▸ Given task
Pick out the lines below that include the string "органов".

▸ Dataset entries
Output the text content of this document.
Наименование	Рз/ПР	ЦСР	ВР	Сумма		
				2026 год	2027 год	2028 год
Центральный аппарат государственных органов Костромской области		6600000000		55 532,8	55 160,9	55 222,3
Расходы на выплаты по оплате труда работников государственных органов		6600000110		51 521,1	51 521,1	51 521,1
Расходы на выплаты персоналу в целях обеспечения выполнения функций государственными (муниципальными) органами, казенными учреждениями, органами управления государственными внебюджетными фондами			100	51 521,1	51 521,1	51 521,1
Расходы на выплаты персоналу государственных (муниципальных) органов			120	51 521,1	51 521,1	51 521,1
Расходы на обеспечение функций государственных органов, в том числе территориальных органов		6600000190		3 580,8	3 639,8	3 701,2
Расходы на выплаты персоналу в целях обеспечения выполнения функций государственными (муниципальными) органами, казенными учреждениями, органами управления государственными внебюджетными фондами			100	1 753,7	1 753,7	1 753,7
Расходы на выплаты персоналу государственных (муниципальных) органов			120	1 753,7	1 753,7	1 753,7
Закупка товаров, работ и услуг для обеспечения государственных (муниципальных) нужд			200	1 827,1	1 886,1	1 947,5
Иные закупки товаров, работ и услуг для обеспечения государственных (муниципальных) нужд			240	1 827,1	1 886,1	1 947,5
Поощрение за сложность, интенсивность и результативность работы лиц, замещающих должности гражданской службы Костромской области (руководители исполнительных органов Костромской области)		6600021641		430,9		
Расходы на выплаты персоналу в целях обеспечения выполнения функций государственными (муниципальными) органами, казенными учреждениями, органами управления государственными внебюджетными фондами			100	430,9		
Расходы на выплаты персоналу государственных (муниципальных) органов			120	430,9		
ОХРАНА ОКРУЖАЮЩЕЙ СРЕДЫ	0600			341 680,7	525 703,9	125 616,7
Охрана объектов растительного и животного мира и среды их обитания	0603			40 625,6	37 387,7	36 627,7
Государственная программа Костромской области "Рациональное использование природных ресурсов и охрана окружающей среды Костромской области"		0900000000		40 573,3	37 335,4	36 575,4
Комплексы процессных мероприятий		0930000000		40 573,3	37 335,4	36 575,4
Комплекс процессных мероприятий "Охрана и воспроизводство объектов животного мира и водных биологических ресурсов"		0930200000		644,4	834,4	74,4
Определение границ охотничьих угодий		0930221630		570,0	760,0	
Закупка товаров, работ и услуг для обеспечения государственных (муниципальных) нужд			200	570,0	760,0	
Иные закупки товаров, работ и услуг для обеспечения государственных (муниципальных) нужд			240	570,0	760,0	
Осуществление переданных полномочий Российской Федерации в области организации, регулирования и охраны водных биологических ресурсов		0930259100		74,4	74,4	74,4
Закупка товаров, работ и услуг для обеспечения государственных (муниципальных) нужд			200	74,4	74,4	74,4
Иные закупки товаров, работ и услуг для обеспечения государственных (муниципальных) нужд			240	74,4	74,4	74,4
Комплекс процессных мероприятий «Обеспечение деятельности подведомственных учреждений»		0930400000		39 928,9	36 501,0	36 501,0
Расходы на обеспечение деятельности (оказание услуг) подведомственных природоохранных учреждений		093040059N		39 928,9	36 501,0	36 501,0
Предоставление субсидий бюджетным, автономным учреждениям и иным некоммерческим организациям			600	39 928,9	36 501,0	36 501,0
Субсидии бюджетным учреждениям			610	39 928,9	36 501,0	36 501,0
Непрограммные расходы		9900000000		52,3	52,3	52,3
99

▸ Full solution
Центральный аппарат государственных органов Костромской области		6600000000		55 532,8	55 160,9	55 222,3
Расходы на выплаты по оплате труда работников государственных органов		6600000110		51 521,1	51 521,1	51 521,1
Расходы на выплаты персоналу государственных (муниципальных) органов			120	51 521,1	51 521,1	51 521,1
Расходы на обеспечение функций государственных органов, в том числе территориальных органов		6600000190		3 580,8	3 639,8	3 701,2
Расходы на выплаты персоналу государственных (муниципальных) органов			120	1 753,7	1 753,7	1 753,7
Поощрение за сложность, интенсивность и результативность работы лиц, замещающих должности гражданской службы Костромской области (руководители исполнительных органов Костромской области)		6600021641		430,9		
Расходы на выплаты персоналу государственных (муниципальных) органов			120	430,9		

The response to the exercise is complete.